**Goal:**
Your copy should begin at the line containing "Convert this document image to plain text." and end at the last line of the records; transcribe those lines exactly and leave out every picture.

•••

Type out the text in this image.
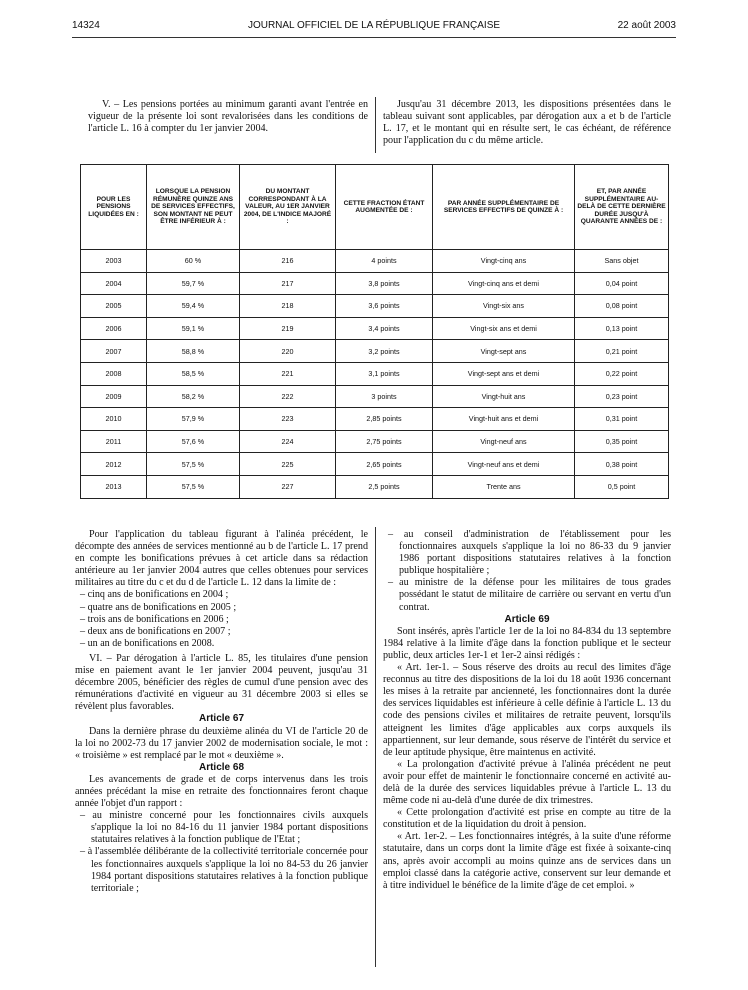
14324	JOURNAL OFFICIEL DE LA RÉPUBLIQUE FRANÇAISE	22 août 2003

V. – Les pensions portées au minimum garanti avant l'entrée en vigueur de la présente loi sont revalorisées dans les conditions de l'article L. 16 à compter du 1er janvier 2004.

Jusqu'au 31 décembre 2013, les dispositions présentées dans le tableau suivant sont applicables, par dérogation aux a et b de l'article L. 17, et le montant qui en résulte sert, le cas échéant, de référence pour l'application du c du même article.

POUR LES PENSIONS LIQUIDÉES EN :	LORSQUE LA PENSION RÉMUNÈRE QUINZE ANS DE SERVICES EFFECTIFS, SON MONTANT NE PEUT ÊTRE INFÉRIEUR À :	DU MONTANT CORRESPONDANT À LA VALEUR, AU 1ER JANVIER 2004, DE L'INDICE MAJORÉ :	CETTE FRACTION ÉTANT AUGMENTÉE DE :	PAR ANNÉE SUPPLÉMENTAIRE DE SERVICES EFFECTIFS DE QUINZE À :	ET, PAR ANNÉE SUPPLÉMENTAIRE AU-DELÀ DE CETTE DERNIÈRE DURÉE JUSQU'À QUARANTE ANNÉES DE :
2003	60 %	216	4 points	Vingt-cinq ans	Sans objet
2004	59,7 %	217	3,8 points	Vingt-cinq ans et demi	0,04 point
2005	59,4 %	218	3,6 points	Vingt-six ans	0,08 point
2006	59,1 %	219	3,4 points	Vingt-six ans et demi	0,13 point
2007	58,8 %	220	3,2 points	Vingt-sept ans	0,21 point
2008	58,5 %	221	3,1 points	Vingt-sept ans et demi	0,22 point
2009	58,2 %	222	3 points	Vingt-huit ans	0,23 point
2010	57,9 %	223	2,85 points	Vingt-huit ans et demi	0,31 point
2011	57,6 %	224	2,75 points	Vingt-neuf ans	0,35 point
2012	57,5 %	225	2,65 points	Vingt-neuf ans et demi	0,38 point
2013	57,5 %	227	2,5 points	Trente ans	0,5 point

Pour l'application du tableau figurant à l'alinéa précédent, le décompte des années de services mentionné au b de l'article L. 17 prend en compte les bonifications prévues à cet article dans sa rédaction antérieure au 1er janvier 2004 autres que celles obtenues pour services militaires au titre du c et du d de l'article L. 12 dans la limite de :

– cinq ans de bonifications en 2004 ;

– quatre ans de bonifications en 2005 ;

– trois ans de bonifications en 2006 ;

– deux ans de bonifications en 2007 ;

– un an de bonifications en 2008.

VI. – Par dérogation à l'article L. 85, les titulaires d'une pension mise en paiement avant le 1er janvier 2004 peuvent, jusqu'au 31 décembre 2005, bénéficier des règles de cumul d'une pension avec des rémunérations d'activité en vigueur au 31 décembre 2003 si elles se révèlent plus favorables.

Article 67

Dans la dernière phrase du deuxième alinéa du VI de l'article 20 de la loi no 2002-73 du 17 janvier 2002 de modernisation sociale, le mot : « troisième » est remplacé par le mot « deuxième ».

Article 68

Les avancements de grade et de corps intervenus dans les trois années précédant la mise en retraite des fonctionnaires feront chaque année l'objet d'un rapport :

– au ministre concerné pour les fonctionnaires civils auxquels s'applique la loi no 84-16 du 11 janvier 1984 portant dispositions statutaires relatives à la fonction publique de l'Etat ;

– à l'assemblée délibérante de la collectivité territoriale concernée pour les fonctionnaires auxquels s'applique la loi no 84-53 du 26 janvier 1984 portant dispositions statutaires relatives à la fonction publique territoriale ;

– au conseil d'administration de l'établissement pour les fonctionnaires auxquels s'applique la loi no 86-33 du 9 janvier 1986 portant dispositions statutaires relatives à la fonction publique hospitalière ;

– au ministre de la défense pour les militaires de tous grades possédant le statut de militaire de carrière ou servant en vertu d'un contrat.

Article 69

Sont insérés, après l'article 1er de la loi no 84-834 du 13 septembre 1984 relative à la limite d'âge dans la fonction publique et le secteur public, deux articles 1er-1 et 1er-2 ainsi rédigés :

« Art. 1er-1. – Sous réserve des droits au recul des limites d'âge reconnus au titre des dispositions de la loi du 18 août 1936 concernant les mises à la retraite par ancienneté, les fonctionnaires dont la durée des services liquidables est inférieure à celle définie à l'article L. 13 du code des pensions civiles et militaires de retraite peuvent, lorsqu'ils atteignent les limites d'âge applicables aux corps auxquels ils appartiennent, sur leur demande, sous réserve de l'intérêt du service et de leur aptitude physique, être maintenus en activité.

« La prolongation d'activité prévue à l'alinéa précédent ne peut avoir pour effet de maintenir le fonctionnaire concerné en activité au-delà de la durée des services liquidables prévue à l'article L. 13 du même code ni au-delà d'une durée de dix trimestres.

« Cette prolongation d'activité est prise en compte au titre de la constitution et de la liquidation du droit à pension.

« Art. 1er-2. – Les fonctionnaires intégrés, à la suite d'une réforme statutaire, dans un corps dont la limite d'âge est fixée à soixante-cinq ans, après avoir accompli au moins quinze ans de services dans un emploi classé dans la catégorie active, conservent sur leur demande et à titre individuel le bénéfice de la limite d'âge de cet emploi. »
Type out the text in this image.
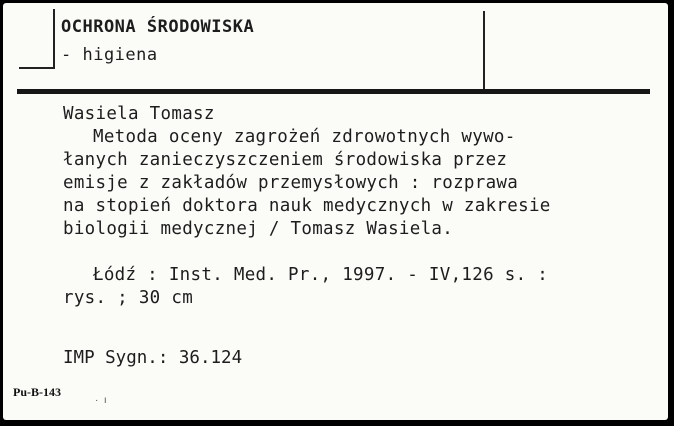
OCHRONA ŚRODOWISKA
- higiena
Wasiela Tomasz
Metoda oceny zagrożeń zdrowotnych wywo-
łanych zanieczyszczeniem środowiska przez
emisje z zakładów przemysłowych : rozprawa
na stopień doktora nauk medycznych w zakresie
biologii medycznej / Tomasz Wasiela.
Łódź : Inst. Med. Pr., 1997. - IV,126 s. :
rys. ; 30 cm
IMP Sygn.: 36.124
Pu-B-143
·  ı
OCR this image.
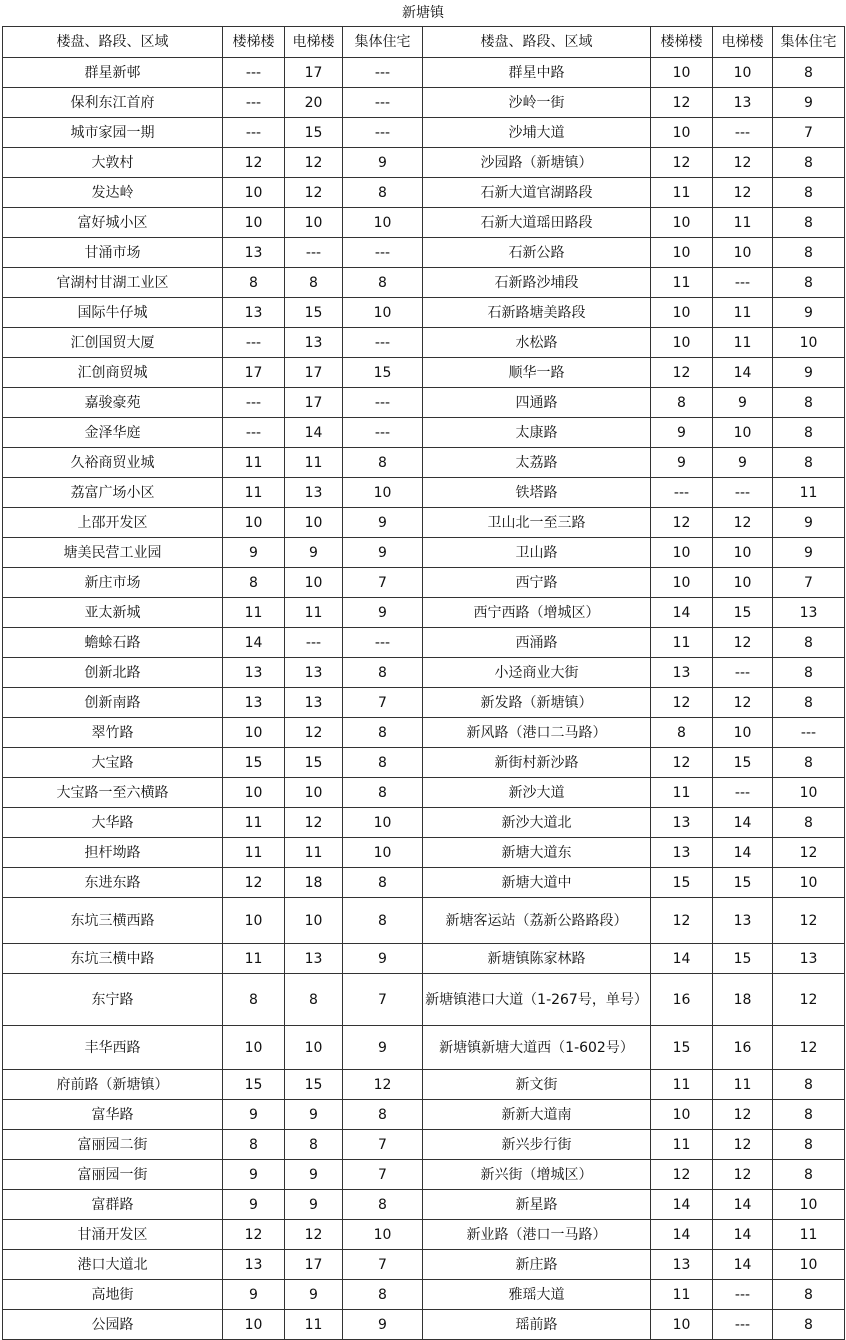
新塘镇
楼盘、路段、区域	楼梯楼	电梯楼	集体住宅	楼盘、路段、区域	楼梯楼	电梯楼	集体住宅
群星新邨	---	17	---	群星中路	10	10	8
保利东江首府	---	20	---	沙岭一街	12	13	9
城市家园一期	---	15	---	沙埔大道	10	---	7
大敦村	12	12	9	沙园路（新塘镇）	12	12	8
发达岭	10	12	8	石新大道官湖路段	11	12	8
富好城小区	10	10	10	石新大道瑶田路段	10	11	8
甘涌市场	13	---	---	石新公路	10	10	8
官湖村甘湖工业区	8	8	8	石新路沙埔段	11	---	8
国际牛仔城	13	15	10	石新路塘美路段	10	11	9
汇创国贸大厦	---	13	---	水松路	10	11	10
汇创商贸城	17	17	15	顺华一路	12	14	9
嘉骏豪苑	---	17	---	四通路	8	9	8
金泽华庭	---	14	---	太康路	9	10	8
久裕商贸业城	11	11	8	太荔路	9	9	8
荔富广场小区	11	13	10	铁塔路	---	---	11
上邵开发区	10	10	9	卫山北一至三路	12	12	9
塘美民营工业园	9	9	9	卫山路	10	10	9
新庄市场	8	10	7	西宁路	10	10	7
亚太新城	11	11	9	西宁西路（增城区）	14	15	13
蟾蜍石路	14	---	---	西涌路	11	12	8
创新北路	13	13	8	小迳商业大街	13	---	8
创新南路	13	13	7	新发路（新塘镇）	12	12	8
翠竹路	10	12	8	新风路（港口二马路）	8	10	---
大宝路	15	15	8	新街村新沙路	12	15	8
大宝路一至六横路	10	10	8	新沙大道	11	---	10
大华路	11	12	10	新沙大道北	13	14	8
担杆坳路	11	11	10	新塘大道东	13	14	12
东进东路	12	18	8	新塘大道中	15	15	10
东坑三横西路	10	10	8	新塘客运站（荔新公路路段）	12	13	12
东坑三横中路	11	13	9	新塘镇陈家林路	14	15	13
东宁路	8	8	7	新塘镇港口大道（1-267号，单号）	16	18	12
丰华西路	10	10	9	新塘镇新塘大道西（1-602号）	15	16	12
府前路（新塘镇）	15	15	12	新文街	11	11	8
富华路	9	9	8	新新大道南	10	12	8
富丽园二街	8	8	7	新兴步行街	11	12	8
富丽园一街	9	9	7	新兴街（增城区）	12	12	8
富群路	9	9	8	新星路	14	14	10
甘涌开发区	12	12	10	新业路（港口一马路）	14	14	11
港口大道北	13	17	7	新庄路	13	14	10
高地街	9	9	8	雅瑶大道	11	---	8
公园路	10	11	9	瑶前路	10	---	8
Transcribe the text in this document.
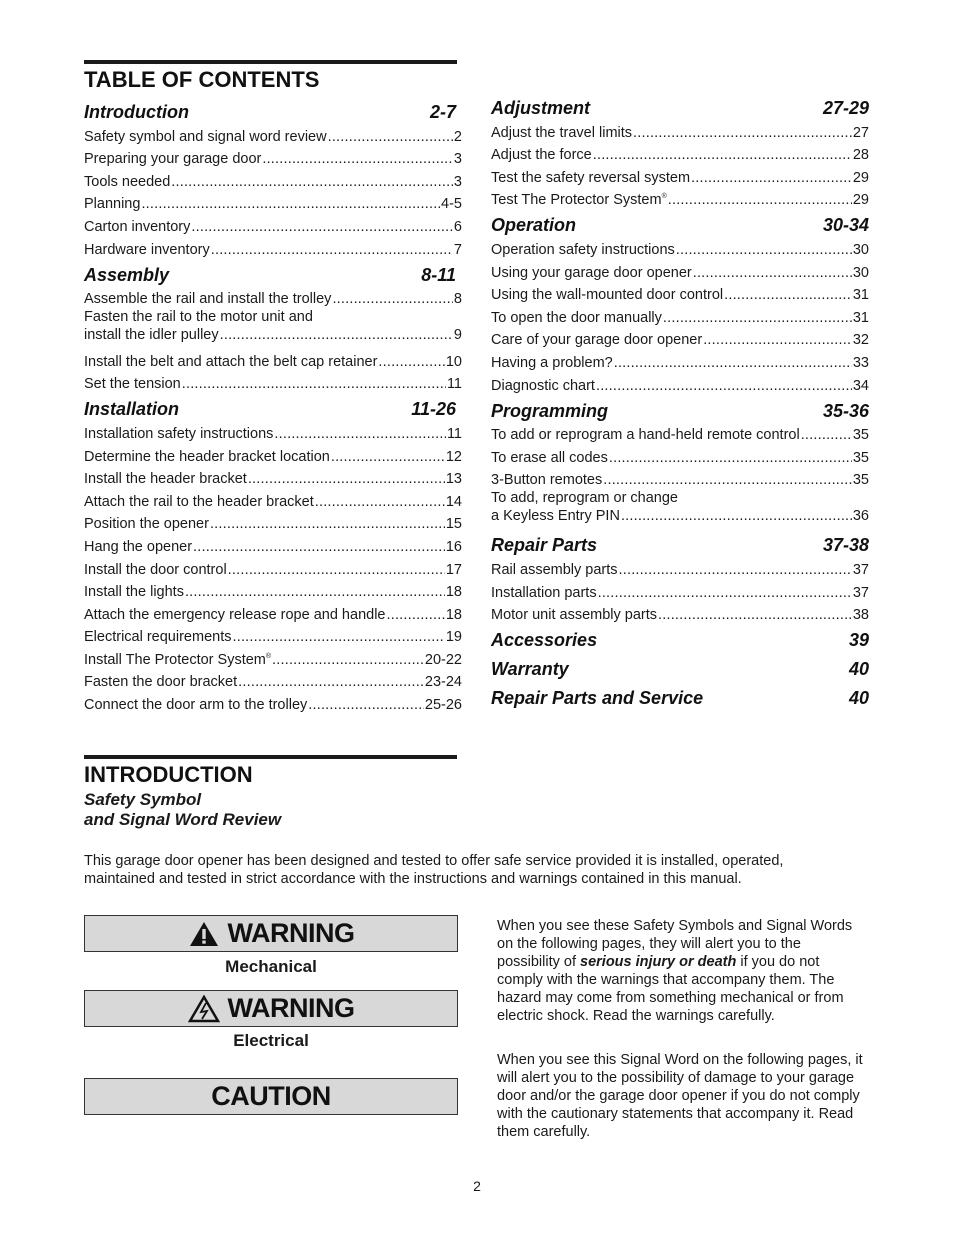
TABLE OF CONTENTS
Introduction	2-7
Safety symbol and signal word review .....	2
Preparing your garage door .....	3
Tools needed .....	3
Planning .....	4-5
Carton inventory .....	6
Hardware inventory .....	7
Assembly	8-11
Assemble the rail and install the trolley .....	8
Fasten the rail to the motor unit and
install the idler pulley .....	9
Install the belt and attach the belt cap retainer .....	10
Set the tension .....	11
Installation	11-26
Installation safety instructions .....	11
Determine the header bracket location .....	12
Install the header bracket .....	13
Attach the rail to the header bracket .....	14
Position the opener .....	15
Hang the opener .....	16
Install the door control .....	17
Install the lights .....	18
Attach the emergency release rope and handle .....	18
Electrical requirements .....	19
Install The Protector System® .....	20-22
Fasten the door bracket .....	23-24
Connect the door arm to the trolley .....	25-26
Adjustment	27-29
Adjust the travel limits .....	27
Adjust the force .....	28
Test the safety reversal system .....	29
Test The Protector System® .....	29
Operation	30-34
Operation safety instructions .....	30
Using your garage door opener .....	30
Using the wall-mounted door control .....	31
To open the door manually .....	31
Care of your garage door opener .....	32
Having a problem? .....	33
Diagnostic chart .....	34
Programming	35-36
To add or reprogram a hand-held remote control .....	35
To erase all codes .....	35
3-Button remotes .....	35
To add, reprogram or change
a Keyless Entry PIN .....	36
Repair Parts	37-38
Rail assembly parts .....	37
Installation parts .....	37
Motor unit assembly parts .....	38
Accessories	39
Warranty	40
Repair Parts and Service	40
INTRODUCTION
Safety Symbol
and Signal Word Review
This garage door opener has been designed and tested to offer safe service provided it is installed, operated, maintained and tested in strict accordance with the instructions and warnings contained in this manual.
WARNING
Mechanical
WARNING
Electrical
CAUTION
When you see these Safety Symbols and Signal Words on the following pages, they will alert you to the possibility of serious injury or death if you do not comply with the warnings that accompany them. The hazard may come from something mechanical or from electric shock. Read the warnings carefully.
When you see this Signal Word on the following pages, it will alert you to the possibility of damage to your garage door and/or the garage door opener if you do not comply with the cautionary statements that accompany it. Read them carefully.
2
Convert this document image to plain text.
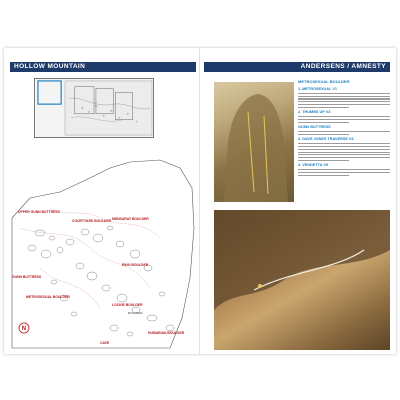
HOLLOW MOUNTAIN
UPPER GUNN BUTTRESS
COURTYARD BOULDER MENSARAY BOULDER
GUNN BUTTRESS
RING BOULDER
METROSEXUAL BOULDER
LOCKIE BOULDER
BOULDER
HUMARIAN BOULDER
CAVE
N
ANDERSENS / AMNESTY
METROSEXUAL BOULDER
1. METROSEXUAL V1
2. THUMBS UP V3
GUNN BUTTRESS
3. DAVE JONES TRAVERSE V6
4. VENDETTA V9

•••

**Response to the task:**
Convert this document image to plain text.
HOLLOW MOUNTAIN
UPPER GUNN BUTTRESS
COURTYARD BOULDER MENSARAY BOULDER
GUNN BUTTRESS
RING BOULDER
METROSEXUAL BOULDER
LOCKIE BOULDER
BOULDER
HUMARIAN BOULDER
CAVE
N
ANDERSENS / AMNESTY
METROSEXUAL BOULDER
1. METROSEXUAL V1
2. THUMBS UP V3
GUNN BUTTRESS
3. DAVE JONES TRAVERSE V6
4. VENDETTA V9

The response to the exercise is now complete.